** begin Items **

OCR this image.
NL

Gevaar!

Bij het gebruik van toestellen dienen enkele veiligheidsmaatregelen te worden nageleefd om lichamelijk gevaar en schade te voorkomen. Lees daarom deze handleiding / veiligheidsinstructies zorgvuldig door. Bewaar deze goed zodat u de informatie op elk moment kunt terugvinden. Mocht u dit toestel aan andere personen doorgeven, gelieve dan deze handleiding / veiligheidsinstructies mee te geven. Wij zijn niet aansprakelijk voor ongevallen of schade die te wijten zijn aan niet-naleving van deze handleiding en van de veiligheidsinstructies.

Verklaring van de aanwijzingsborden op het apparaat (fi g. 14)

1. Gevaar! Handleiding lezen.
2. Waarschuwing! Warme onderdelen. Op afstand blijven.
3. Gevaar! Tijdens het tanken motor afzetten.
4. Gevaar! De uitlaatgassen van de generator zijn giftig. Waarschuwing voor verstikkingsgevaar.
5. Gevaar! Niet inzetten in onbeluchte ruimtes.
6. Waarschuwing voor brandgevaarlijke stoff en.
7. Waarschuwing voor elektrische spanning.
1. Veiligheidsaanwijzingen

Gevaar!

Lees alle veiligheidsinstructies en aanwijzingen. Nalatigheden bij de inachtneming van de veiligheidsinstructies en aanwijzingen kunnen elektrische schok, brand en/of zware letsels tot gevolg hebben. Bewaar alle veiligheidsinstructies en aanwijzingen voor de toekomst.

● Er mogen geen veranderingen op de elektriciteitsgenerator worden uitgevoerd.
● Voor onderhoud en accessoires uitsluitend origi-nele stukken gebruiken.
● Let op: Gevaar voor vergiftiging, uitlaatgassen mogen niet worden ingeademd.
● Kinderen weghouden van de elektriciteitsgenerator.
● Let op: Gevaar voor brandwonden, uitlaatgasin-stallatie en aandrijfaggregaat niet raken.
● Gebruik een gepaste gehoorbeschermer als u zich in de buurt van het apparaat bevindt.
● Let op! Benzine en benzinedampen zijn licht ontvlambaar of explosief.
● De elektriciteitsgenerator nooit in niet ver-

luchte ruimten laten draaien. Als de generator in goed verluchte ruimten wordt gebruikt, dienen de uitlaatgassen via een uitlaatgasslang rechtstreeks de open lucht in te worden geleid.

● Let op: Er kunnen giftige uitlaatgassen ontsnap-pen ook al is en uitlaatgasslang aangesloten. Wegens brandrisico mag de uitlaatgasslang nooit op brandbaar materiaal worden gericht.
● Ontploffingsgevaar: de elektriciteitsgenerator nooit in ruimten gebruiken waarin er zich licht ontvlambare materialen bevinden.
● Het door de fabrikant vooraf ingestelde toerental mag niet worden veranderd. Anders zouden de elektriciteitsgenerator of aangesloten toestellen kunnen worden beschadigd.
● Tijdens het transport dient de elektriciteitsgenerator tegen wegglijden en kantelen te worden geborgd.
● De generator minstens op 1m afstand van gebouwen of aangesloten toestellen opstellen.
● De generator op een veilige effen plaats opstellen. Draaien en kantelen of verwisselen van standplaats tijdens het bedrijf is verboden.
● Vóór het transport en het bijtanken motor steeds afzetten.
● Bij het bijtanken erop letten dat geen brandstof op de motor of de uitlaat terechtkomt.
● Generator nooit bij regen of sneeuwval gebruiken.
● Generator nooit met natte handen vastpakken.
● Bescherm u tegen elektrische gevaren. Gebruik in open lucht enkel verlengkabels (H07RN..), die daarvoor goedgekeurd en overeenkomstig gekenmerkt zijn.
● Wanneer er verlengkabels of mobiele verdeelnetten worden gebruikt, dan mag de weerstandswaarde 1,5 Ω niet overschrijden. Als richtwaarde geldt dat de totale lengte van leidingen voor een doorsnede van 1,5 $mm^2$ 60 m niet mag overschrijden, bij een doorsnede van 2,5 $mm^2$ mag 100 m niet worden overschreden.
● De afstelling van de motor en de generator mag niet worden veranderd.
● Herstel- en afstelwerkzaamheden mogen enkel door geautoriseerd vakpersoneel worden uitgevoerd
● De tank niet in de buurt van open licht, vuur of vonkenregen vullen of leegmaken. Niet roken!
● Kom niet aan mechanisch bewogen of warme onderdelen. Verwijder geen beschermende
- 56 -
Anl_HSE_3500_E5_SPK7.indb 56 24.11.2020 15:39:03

** end Items **

Locate the word "bijtanken" in the data above. Copy every line carrying it.

● Vóór het transport en het bijtanken motor steeds afzetten.
● Bij het bijtanken erop letten dat geen brandstof op de motor of de uitlaat terechtkomt.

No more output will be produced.